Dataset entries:
· · · · ·
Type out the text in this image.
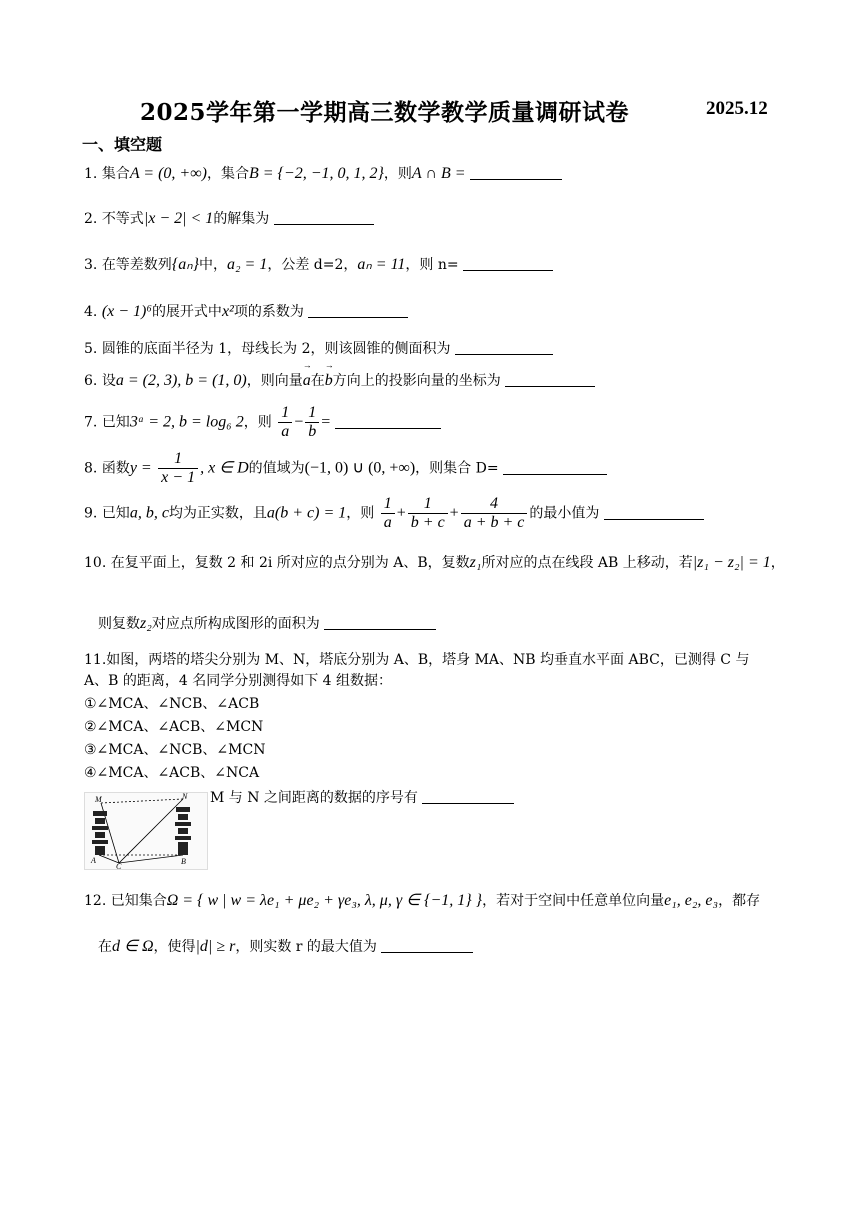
2025学年第一学期高三数学教学质量调研试卷	2025.12
一、填空题
1. 集合A = (0, +∞)，集合B = {−2, −1, 0, 1, 2}，则A ∩ B =
2. 不等式|x − 2| < 1的解集为
3. 在等差数列{aₙ}中，a₂ = 1，公差 d=2，aₙ = 11，则 n=
4. (x − 1)⁶的展开式中x²项的系数为
5. 圆锥的底面半径为 1，母线长为 2，则该圆锥的侧面积为
6. 设a = (2, 3), b = (1, 0)，则向量→ a在→ b方向上的投影向量的坐标为
7. 已知3ᵃ = 2, b = log₆ 2，则 $\frac{1}{a} - \frac{1}{b}$ =
8. 函数$y = \frac{1}{x - 1}$ , x ∈ D的值域为(−1, 0) ∪ (0, +∞)，则集合 D=
9. 已知a, b, c均为正实数，且a(b + c) = 1，则 $\frac{1}{a} + \frac{1}{b + c} + \frac{4}{a + b + c}$ 的最小值为
10. 在复平面上，复数 2 和 2i 所对应的点分别为 A、B，复数z₁所对应的点在线段 AB 上移动，若|z₁ − z₂| = 1，
则复数z₂对应点所构成图形的面积为
11.如图，两塔的塔尖分别为 M、N，塔底分别为 A、B，塔身 MA、NB 均垂直水平面 ABC，已测得 C 与
A、B 的距离，4 名同学分别测得如下 4 组数据：
①∠MCA、∠NCB、∠ACB
②∠MCA、∠ACB、∠MCN
③∠MCA、∠NCB、∠MCN
④∠MCA、∠ACB、∠NCA
M 与 N 之间距离的数据的序号有
M	N
A	B
C
12. 已知集合Ω = { w | w = λe₁ + μe₂ + γe₃, λ, μ, γ ∈ {−1, 1} }，若对于空间中任意单位向量e₁, e₂, e₃，都存
在d ∈ Ω，使得|d| ≥ r，则实数 r 的最大值为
· · · · ·
• [TASK DIRECTIONS]: Select every line in the material above where the string "frac" occurs, and copy it.

• [RESULT BELOW]:
7. 已知3ᵃ = 2, b = log₆ 2，则 $\frac{1}{a} - \frac{1}{b}$ =
8. 函数$y = \frac{1}{x - 1}$ , x ∈ D的值域为(−1, 0) ∪ (0, +∞)，则集合 D=
9. 已知a, b, c均为正实数，且a(b + c) = 1，则 $\frac{1}{a} + \frac{1}{b + c} + \frac{4}{a + b + c}$ 的最小值为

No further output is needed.